- _WHAT IS REQUIRED_
Output the full listing word for word.

- _PROVIDED RECORDS_
◇ ◇ ◇ ◇ ◇ ◇ ◇
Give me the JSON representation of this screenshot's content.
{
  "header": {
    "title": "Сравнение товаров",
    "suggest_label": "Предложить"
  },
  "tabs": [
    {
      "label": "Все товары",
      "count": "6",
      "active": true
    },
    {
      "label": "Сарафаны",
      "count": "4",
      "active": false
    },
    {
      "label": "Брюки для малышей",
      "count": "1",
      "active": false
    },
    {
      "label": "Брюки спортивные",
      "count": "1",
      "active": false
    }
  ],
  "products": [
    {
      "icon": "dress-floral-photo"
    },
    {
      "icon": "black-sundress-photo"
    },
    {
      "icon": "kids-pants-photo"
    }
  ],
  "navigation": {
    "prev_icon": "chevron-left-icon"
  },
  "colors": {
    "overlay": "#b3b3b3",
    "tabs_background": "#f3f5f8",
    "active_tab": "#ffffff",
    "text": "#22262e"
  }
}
◇ ◇ ◇ ◇ ◇ ◇ ◇
- _TASK OUTPUT_
Give me the JSON representation of this screenshot's content.
{
  "header": {
    "title": "Сравнение товаров",
    "suggest_label": "Предложить"
  },
  "tabs": [
    {
      "label": "Все товары",
      "count": "6",
      "active": true
    },
    {
      "label": "Сарафаны",
      "count": "4",
      "active": false
    },
    {
      "label": "Брюки для малышей",
      "count": "1",
      "active": false
    },
    {
      "label": "Брюки спортивные",
      "count": "1",
      "active": false
    }
  ],
  "products": [
    {
      "icon": "dress-floral-photo"
    },
    {
      "icon": "black-sundress-photo"
    },
    {
      "icon": "kids-pants-photo"
    }
  ],
  "navigation": {
    "prev_icon": "chevron-left-icon"
  },
  "colors": {
    "overlay": "#b3b3b3",
    "tabs_background": "#f3f5f8",
    "active_tab": "#ffffff",
    "text": "#22262e"
  }
}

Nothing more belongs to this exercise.